**What the exercise asks:** Starting with the line that contains "What does this", write out each line through the end of the listing, unchanged. Output nothing else.

**Supplied records:**

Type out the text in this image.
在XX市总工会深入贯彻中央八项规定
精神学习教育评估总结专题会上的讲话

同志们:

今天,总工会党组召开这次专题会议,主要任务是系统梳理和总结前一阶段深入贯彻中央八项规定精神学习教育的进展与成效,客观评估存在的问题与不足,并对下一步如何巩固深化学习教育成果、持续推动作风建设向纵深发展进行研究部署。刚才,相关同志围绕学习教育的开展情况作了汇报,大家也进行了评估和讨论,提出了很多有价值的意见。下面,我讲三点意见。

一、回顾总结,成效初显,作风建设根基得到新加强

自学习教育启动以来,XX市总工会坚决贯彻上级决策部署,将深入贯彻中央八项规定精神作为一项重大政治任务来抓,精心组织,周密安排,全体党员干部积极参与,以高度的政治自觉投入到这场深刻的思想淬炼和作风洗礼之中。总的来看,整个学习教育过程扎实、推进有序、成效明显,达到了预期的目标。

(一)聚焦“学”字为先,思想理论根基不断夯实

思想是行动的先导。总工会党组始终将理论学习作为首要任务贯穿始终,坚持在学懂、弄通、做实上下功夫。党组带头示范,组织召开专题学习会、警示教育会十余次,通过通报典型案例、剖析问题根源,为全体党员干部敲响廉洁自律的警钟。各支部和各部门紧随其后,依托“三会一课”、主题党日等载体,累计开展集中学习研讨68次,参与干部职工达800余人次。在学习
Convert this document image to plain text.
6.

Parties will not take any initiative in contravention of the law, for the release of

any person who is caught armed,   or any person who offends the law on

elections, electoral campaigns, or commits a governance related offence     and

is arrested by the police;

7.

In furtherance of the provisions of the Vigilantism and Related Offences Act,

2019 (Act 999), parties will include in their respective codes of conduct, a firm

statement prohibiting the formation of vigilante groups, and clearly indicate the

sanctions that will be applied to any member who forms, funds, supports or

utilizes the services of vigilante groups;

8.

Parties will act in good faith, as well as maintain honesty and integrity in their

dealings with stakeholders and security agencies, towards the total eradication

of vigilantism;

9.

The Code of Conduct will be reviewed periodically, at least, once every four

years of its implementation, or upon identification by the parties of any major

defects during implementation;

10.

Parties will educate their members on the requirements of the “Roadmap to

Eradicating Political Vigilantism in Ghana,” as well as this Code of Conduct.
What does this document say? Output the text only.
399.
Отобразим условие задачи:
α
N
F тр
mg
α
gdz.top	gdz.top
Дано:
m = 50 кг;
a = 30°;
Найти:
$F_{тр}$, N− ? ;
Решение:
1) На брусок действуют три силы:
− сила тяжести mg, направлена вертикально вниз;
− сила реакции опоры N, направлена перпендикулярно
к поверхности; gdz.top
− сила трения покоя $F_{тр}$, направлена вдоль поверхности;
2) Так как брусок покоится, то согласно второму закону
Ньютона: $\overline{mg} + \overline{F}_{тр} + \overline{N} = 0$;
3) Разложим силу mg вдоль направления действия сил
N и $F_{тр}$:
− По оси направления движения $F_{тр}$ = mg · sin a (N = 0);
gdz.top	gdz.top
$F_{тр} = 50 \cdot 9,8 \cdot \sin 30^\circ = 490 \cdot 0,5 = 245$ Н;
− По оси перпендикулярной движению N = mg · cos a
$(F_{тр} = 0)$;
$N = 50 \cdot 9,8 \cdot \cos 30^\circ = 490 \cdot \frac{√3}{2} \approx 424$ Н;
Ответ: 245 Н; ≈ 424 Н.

**Finished answer:**
What does this document say? Output the text only.
399.
Отобразим условие задачи:
α
N
F тр
mg
α
gdz.top	gdz.top
Дано:
m = 50 кг;
a = 30°;
Найти:
$F_{тр}$, N− ? ;
Решение:
1) На брусок действуют три силы:
− сила тяжести mg, направлена вертикально вниз;
− сила реакции опоры N, направлена перпендикулярно
к поверхности; gdz.top
− сила трения покоя $F_{тр}$, направлена вдоль поверхности;
2) Так как брусок покоится, то согласно второму закону
Ньютона: $\overline{mg} + \overline{F}_{тр} + \overline{N} = 0$;
3) Разложим силу mg вдоль направления действия сил
N и $F_{тр}$:
− По оси направления движения $F_{тр}$ = mg · sin a (N = 0);
gdz.top	gdz.top
$F_{тр} = 50 \cdot 9,8 \cdot \sin 30^\circ = 490 \cdot 0,5 = 245$ Н;
− По оси перпендикулярной движению N = mg · cos a
$(F_{тр} = 0)$;
$N = 50 \cdot 9,8 \cdot \cos 30^\circ = 490 \cdot \frac{√3}{2} \approx 424$ Н;
Ответ: 245 Н; ≈ 424 Н.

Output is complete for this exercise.